▼▼▼

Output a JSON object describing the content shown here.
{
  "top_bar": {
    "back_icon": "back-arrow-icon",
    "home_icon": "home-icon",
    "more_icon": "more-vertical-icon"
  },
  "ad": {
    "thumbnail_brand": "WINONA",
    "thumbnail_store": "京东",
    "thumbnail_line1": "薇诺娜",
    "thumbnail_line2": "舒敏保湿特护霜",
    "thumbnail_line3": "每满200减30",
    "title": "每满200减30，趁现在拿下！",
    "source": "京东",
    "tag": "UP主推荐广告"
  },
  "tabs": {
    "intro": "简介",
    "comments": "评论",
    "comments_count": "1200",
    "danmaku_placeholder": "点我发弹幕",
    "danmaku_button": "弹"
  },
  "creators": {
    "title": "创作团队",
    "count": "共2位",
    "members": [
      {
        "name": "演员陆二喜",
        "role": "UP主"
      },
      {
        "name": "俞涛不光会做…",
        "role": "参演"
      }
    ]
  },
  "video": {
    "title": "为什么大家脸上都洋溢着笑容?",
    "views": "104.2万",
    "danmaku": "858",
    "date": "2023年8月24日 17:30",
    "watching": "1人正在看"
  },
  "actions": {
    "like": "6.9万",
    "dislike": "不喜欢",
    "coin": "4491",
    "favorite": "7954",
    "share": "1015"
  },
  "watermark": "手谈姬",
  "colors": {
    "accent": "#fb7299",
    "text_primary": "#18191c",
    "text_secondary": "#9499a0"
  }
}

▲▲▲

From the data, collect all lines where the string "icon" appears.

--- The completed task ---
    "back_icon": "back-arrow-icon",
    "home_icon": "home-icon",
    "more_icon": "more-vertical-icon"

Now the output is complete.